- [Task directions]: Repeat the passage of the text on Kudlow's 5G comments from "Importantly, Kudlow reiterated" to "place next year.", word for word.

━━ Text section

"The Trump administration is going to keep its free market approach and we will rely on private sector entrepreneurship and science and technological advances, which is the stuff that makes America great," said Larry Kudlow, the director of the National Economic Council and one of President Trump's top economic advisers.
"Our strategy and policies have not changed," Kudlow added in comments Tuesday at the CTIA 5G Summit, which is part of the GSMA's Thrive North America virtual event. "The president has not wavered on this story."
Importantly, Kudlow reiterated that the US Department of Defense (DoD) continues to move forward with an auction of 100MHz of midband spectrum via the FCC, scheduled to take place next year.
Kudlow's comments likely refer to the August agreement between the White House and the DoD to auction the 3.45-3.55GHz band for 5G. However, that proposal was called into question just a few weeks later, when the DoD issued a Request for Information (RFI) focusing on the exact same band. The DoD said it was looking at how it might "own and operate 5G networks for its domestic operations."

━━━━
━━ Dataset entries

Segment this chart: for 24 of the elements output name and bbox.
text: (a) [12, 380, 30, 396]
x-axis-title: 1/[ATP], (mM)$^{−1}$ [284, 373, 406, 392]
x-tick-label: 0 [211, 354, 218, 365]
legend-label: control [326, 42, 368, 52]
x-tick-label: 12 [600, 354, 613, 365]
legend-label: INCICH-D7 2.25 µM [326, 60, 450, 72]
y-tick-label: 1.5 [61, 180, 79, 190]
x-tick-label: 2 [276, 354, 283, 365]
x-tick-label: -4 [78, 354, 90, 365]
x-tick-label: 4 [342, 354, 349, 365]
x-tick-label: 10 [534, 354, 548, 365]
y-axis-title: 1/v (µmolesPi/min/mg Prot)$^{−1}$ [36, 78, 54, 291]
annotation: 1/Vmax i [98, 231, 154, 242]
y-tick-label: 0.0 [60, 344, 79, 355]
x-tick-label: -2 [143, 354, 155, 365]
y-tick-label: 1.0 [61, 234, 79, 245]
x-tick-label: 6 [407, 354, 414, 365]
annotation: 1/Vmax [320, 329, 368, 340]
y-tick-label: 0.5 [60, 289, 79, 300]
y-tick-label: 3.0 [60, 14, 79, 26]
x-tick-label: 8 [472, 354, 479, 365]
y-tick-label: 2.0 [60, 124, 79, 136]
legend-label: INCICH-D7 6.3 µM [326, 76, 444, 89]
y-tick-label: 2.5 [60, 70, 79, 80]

━━━━

- [Reply to the task]:
Importantly, Kudlow reiterated that the US Department of Defense (DoD) continues to move forward with an auction of 100MHz of midband spectrum via the FCC, scheduled to take place next year.